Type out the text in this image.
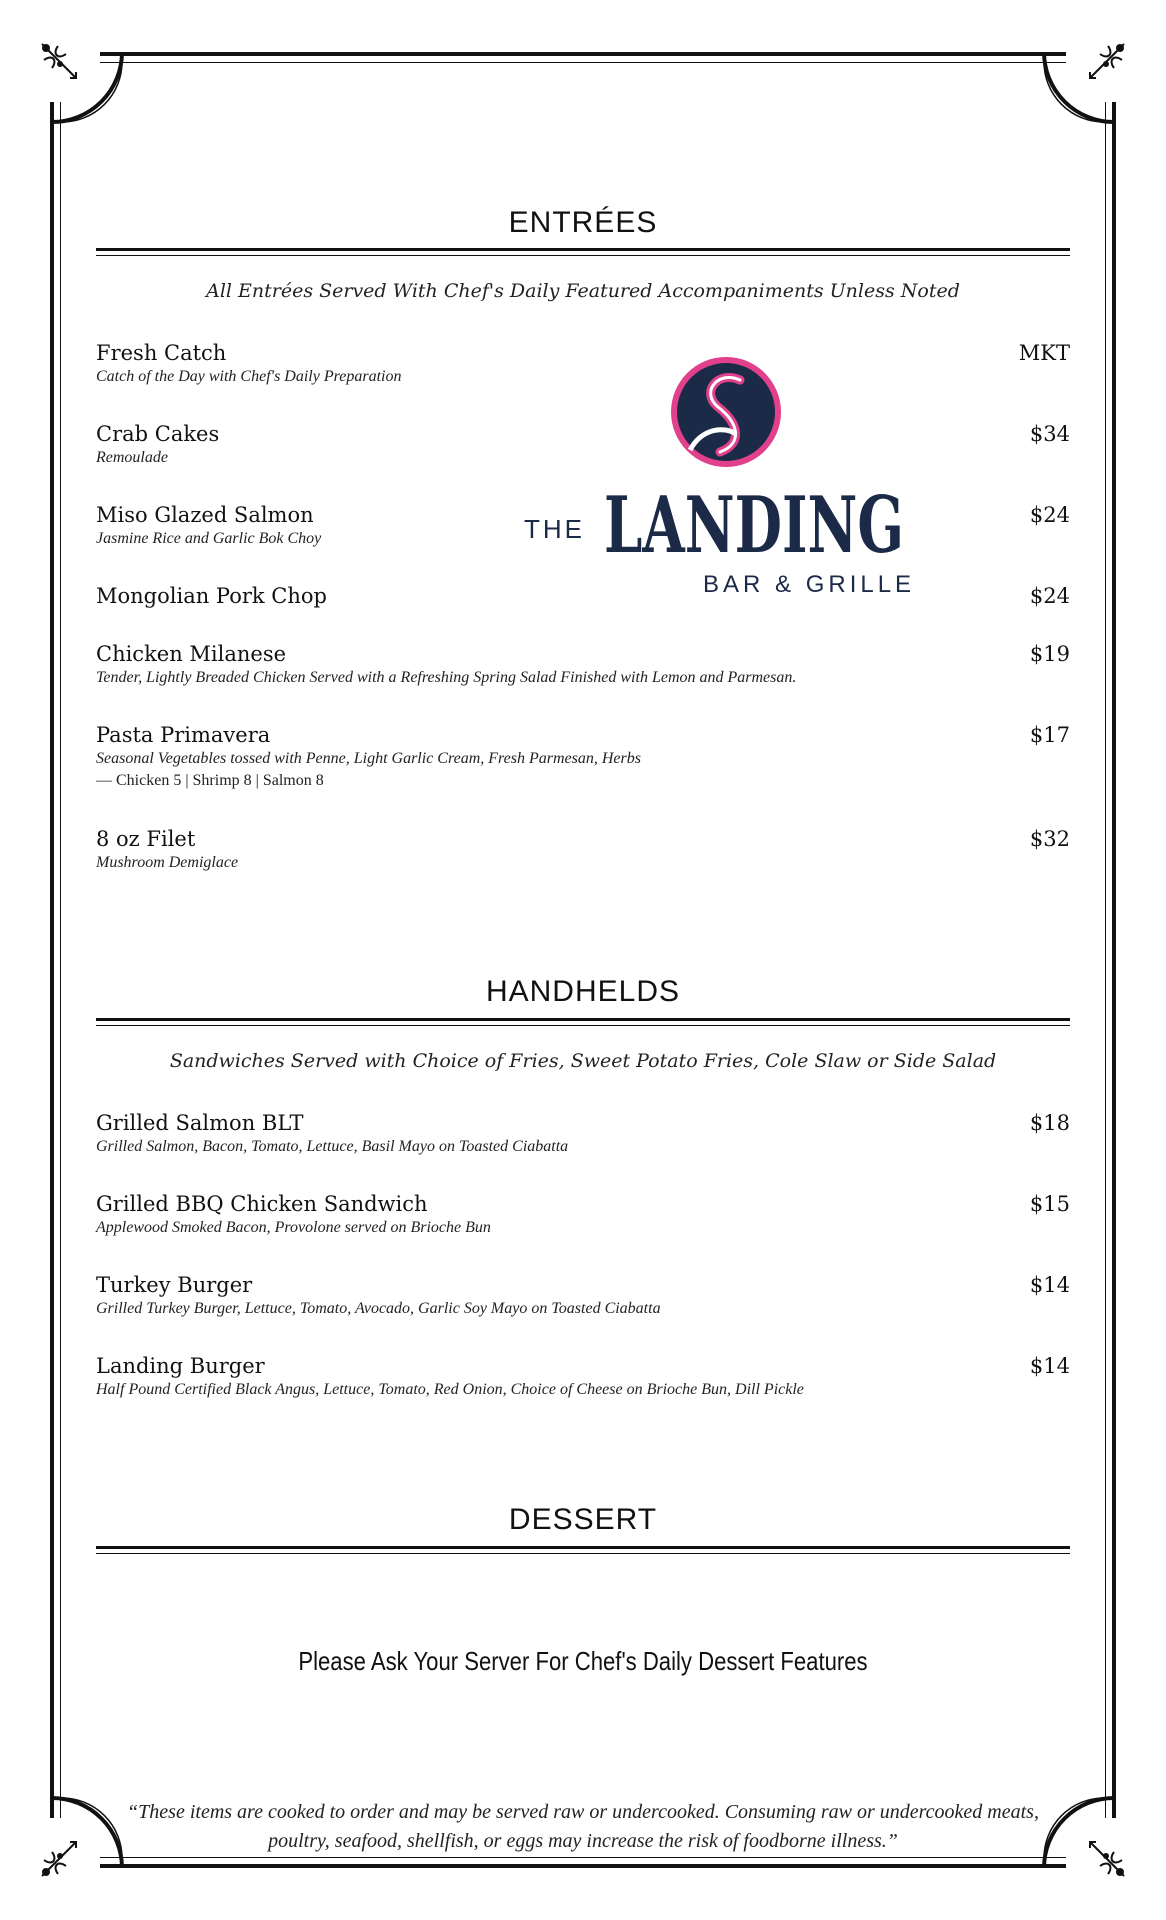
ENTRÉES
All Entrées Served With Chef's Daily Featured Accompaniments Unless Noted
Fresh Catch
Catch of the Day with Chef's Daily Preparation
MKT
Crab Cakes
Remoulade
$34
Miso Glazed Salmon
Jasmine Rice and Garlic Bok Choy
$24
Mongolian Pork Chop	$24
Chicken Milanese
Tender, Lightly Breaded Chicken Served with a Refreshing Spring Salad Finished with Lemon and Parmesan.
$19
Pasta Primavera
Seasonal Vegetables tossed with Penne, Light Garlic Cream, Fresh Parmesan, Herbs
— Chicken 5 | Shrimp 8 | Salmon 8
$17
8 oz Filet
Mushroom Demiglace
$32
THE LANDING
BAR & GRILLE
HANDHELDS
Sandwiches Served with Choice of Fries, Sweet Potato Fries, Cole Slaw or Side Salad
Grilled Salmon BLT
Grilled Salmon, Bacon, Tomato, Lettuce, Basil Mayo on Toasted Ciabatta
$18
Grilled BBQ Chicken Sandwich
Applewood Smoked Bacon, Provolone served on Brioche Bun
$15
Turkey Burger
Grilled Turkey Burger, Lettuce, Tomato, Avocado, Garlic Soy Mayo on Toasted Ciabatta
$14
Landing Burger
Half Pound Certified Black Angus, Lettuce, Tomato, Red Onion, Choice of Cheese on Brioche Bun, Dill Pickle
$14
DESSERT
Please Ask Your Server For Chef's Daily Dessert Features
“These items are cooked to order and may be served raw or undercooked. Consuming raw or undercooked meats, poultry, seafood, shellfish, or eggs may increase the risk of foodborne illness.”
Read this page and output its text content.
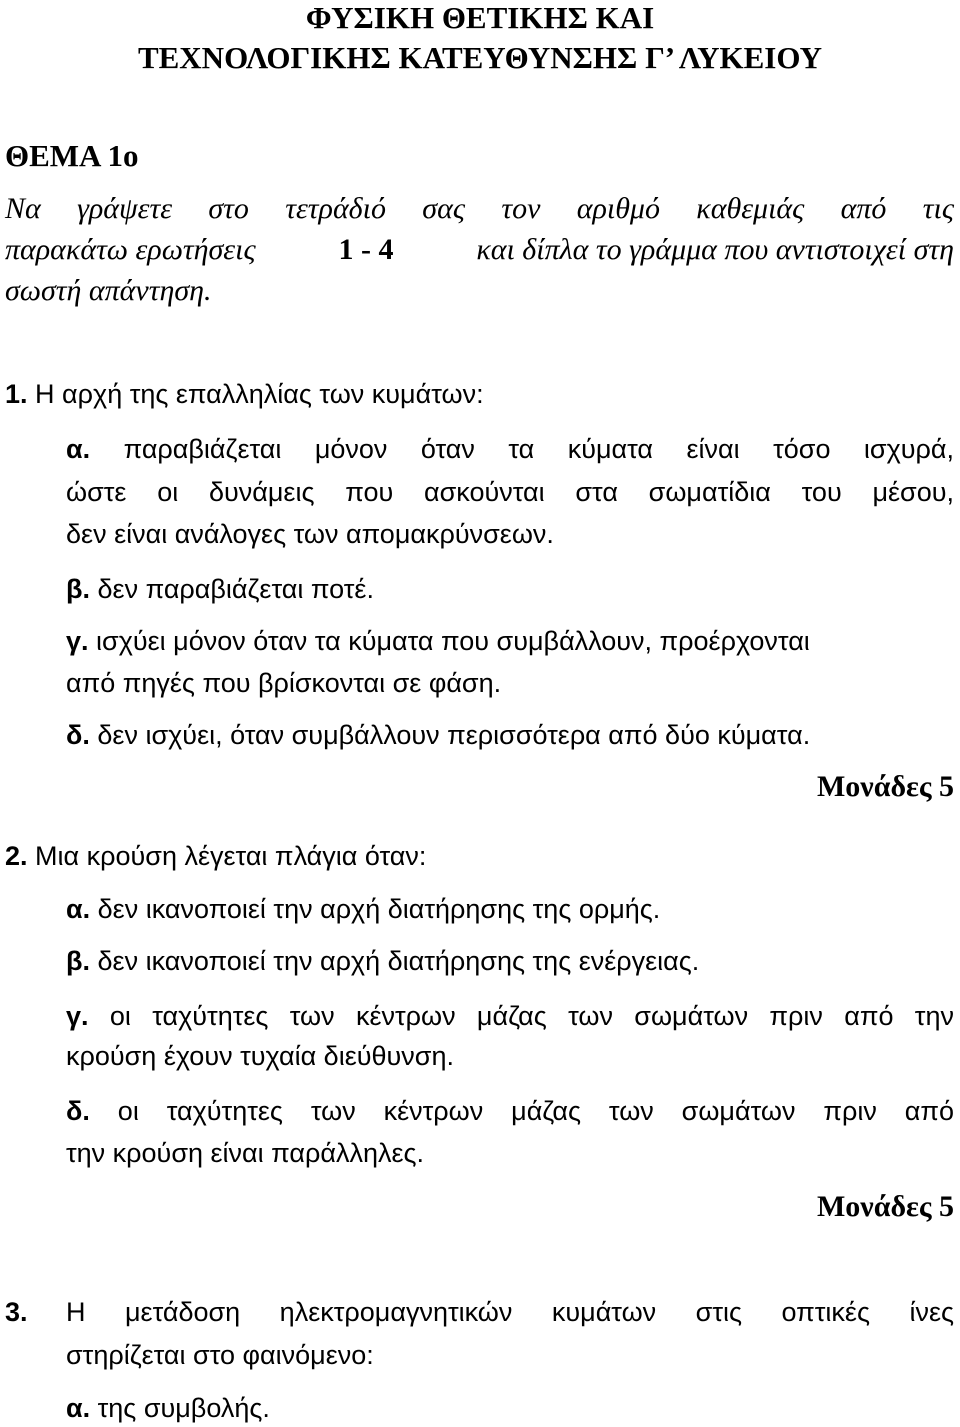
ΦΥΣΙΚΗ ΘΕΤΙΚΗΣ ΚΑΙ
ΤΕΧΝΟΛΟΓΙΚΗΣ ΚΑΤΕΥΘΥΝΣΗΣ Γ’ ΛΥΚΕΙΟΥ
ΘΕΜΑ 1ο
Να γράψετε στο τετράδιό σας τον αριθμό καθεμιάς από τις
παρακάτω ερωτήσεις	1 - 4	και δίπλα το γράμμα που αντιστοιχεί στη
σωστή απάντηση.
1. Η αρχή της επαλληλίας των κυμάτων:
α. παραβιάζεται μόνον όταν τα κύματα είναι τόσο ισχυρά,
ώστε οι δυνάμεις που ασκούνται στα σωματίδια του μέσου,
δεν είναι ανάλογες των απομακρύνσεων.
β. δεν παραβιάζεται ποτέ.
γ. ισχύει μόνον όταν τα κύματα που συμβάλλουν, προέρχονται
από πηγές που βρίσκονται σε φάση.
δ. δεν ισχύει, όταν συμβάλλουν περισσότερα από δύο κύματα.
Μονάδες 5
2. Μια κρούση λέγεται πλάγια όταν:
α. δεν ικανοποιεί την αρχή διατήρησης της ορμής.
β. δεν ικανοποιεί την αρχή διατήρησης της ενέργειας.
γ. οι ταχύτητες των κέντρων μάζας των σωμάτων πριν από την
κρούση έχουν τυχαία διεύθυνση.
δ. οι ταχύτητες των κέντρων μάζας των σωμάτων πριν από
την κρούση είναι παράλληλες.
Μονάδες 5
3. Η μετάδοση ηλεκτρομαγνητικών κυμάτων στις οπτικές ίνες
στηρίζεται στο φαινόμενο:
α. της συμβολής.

===============

> [To do]
Extract every line that has the string "Chicken" in it.

> [Problem solution]
Chicken Milanese
Tender, Lightly Breaded Chicken Served with a Refreshing Spring Salad Finished with Lemon and Parmesan.
— Chicken 5 | Shrimp 8 | Salmon 8
Grilled BBQ Chicken Sandwich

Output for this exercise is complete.